### A block of data
┌──
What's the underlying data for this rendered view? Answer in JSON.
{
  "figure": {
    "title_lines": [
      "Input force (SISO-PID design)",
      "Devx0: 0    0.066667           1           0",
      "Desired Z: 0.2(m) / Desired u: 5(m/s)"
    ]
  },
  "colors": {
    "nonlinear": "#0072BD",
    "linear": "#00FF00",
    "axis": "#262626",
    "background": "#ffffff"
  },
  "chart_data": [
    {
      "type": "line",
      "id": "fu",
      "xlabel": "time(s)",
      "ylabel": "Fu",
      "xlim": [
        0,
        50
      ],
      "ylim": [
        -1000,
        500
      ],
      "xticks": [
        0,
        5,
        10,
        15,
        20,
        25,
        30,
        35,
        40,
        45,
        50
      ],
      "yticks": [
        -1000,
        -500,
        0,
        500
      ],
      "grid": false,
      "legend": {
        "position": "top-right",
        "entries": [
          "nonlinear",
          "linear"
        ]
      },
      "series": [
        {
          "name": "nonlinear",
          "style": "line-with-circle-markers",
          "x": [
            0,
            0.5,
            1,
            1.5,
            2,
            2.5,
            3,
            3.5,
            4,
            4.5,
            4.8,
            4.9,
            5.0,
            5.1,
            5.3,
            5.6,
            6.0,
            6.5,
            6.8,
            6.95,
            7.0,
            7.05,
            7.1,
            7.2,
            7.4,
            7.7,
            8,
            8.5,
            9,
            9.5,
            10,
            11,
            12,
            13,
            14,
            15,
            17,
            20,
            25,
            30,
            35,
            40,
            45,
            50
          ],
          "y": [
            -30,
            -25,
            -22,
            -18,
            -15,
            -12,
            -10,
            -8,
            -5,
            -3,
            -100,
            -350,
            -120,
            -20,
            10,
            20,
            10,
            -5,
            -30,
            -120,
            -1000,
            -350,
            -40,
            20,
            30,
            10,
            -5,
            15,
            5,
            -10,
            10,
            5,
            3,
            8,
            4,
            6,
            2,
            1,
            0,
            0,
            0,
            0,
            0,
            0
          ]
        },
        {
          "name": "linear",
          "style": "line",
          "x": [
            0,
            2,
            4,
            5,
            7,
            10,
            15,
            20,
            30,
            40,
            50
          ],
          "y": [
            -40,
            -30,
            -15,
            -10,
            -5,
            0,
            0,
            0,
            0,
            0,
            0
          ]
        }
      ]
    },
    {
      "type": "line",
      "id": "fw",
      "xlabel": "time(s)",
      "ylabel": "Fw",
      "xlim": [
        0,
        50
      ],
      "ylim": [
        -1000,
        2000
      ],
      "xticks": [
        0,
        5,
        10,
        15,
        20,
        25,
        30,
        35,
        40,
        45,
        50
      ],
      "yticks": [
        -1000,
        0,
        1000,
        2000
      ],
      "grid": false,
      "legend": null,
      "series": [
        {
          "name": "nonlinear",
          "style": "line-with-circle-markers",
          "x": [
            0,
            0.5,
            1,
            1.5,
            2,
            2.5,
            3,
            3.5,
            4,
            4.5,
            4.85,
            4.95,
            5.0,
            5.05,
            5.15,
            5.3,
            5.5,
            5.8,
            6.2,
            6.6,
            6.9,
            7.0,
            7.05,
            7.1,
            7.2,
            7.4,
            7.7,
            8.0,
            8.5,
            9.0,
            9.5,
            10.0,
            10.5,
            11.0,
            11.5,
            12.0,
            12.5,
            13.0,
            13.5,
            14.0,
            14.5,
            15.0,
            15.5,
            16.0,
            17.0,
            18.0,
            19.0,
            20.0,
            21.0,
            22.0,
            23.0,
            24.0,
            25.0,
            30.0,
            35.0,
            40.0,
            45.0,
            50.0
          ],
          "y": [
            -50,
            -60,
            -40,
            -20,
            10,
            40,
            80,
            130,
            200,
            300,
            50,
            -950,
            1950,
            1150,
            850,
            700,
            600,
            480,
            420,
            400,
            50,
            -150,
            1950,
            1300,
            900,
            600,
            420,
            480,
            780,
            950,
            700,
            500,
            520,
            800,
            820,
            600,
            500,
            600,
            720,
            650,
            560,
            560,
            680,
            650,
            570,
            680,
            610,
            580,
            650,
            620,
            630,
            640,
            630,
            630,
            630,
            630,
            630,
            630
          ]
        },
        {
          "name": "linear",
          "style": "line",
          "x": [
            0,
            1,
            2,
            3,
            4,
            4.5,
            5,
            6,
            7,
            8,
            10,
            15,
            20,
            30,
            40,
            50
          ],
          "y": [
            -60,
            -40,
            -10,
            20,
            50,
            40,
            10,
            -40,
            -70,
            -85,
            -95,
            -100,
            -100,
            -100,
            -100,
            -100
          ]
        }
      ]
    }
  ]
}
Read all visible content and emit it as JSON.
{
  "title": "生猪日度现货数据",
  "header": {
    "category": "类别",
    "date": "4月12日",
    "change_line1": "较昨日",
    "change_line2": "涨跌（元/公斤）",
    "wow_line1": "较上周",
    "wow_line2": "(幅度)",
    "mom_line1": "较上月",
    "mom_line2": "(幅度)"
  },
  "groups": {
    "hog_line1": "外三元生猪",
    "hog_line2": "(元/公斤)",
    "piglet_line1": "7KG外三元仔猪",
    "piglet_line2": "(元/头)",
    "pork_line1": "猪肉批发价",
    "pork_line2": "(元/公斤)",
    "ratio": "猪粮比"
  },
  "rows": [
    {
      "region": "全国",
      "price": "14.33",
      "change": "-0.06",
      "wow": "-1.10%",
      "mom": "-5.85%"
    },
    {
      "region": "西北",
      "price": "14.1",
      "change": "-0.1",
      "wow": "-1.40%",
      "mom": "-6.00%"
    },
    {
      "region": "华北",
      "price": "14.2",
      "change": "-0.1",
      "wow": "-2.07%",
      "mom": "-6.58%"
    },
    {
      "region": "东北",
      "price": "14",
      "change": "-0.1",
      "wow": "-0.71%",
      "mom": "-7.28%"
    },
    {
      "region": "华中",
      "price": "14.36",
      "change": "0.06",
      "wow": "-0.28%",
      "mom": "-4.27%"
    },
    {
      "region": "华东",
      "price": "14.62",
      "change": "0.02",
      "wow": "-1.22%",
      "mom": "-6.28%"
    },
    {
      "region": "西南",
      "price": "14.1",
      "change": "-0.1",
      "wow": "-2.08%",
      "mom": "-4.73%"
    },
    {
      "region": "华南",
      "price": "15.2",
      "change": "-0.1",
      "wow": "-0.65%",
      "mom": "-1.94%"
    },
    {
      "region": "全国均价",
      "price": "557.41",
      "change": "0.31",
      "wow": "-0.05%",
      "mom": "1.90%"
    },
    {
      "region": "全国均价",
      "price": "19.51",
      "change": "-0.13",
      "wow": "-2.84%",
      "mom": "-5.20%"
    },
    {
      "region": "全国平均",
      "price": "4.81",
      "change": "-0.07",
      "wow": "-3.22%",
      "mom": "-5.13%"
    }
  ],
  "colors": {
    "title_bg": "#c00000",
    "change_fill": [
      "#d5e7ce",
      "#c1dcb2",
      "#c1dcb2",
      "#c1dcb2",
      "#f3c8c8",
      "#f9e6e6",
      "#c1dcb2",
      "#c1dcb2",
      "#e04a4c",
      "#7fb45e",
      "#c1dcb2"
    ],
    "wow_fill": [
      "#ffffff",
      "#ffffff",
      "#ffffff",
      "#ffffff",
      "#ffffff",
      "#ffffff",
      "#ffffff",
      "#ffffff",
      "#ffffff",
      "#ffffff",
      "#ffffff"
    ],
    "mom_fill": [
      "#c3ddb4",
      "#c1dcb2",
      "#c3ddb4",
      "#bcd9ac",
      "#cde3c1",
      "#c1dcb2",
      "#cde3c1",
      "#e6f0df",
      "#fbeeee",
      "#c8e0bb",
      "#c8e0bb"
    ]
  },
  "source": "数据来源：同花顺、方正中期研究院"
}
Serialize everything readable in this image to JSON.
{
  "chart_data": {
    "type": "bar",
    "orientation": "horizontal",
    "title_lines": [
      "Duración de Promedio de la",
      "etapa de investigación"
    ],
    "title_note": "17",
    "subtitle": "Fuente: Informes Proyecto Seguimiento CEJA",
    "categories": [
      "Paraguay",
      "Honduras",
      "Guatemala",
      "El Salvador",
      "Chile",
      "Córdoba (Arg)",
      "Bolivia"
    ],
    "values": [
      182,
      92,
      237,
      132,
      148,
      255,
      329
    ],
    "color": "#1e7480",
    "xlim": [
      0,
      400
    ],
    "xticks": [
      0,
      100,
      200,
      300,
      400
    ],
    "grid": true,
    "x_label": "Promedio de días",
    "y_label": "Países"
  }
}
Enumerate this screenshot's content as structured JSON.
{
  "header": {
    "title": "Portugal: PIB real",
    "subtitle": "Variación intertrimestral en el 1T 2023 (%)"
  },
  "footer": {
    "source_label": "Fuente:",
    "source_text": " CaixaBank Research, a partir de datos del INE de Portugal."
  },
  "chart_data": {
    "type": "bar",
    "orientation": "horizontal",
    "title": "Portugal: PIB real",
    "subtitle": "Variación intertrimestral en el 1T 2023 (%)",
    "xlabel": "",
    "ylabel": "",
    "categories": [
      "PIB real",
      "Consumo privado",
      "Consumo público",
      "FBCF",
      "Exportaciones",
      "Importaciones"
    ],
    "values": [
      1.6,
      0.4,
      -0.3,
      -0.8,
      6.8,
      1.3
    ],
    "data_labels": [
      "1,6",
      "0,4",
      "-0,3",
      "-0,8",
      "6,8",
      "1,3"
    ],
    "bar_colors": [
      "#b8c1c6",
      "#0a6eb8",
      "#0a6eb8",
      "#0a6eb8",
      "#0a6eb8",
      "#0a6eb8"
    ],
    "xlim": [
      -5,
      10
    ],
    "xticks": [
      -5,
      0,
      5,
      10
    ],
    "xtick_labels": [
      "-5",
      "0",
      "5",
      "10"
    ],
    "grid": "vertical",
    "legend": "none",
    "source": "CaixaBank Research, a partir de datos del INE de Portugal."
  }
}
└──
### The exercise
Where a line in the material above holds "JSON", copy that line.

### Written response
What's the underlying data for this rendered view? Answer in JSON.
Read all visible content and emit it as JSON.
Serialize everything readable in this image to JSON.
Enumerate this screenshot's content as structured JSON.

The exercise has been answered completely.